---------- THE INPUT ----------
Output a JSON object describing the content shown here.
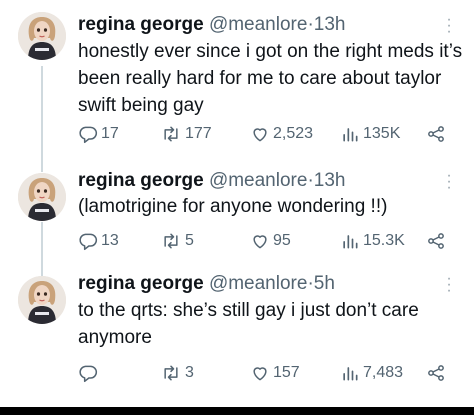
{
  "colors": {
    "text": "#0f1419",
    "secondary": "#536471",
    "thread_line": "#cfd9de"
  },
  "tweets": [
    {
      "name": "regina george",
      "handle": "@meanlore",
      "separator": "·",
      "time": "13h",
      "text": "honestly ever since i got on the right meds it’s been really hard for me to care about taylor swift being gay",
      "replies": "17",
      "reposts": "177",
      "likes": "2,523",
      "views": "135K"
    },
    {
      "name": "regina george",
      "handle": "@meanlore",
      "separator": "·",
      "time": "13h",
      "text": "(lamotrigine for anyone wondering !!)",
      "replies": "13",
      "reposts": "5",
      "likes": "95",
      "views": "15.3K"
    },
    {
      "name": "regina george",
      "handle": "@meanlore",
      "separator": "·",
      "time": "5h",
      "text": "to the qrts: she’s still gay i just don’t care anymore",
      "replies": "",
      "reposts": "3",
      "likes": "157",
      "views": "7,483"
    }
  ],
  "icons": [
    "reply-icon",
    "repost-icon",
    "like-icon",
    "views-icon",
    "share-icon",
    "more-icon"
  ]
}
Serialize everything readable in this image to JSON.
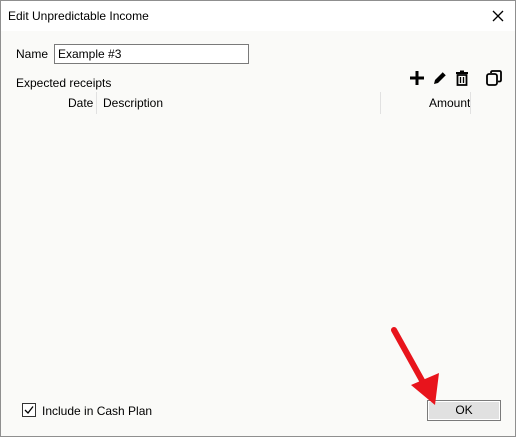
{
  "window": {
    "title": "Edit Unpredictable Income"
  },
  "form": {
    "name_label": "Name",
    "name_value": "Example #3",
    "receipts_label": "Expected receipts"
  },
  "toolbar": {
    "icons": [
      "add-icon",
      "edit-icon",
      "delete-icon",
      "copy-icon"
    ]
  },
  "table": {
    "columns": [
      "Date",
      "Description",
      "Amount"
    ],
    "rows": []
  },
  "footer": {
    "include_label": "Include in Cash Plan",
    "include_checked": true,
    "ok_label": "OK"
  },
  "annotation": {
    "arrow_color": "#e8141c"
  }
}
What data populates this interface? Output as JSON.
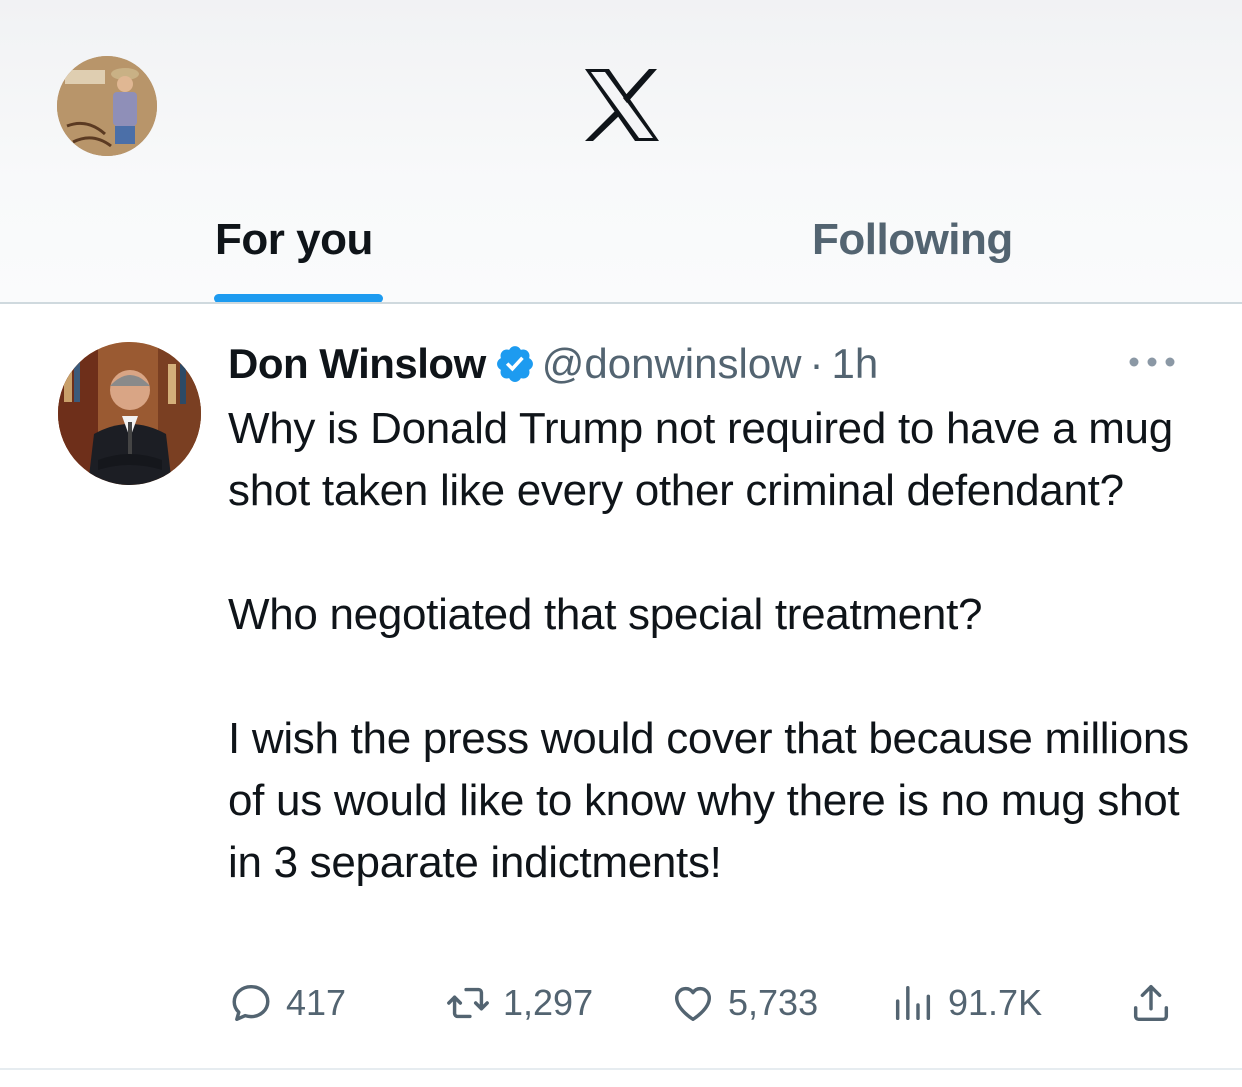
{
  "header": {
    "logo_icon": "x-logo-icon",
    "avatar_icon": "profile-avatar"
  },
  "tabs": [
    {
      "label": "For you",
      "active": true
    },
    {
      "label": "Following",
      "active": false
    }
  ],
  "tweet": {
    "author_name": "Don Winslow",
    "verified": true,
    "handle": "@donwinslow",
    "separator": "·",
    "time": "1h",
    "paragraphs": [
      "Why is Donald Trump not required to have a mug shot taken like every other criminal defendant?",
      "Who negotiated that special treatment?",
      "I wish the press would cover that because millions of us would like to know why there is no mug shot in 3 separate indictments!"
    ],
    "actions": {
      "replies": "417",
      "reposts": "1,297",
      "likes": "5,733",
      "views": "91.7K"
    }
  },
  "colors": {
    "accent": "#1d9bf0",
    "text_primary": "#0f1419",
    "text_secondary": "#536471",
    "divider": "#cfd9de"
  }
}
----------
**STATED TASK:** From the listing above, copy all lines holding the word "JSON".

**SOLVED EXERCISE:**
Output a JSON object describing the content shown here.
Serialize everything readable in this image to JSON.
What data populates this interface? Output as JSON.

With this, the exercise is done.